**GOAL OF THE EXERCISE:**
Whichever lines of the entries hold the word "column" should be identified and copied.

===== EXCERPTED RECORDS =====

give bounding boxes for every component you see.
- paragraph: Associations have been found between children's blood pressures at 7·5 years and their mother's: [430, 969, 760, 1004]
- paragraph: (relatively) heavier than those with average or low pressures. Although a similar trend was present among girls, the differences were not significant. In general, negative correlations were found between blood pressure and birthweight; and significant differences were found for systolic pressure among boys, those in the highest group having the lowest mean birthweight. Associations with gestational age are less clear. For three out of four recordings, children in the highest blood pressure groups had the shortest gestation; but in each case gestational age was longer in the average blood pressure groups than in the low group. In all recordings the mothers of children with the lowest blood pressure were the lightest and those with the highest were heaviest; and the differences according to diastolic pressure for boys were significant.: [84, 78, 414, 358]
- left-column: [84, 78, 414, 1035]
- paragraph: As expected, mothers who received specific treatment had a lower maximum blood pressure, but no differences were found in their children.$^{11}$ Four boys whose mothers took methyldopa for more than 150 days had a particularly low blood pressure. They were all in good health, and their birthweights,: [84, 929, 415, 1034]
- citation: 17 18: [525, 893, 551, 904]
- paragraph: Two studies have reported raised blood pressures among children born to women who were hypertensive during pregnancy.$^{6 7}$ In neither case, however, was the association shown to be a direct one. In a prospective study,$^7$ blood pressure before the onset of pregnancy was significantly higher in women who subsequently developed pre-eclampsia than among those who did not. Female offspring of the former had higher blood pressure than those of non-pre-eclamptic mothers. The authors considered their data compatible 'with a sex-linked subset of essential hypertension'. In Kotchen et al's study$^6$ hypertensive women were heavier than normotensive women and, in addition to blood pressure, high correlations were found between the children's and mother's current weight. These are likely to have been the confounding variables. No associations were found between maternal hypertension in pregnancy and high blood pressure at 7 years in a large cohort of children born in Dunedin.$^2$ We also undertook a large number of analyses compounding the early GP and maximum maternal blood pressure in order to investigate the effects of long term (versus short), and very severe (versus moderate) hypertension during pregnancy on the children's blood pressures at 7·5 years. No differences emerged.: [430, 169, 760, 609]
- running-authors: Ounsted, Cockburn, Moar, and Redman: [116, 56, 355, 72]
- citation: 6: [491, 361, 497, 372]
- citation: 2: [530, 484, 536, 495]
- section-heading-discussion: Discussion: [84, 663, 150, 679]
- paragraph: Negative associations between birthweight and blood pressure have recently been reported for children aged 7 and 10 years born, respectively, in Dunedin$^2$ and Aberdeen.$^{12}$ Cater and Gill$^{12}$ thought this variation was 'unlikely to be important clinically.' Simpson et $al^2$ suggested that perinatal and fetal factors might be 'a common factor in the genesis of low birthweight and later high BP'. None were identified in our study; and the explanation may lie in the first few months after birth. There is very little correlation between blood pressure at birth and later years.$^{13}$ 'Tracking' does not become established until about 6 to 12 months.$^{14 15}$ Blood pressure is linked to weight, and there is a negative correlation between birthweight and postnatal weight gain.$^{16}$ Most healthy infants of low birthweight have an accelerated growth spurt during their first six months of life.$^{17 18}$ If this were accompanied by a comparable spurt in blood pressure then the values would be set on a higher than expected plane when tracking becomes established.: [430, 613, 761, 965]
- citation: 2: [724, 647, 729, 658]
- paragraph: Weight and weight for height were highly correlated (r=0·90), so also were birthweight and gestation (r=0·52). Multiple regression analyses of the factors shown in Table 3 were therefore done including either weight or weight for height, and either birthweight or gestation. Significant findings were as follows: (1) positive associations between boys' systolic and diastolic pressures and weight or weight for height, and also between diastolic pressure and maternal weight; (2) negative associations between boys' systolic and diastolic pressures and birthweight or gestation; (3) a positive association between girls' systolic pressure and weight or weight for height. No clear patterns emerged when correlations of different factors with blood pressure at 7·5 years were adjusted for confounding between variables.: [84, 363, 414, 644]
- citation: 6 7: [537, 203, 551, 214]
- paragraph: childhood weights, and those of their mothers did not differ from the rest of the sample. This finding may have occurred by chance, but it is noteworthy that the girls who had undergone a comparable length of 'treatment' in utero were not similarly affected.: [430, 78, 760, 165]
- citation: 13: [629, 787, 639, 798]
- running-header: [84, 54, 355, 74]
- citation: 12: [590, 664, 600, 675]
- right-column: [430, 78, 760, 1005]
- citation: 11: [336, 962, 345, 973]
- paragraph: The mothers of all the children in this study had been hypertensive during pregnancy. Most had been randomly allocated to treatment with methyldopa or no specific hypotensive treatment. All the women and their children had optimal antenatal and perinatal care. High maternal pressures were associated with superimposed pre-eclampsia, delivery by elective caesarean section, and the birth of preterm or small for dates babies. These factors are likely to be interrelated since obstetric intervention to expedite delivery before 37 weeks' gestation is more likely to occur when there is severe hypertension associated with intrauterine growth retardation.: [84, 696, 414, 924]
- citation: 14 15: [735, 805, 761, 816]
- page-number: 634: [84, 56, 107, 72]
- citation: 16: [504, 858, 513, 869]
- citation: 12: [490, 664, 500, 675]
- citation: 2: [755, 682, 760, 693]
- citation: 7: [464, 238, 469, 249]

=====

**TASK OUTPUT:**
- left-column: [84, 78, 414, 1035]
- right-column: [430, 78, 760, 1005]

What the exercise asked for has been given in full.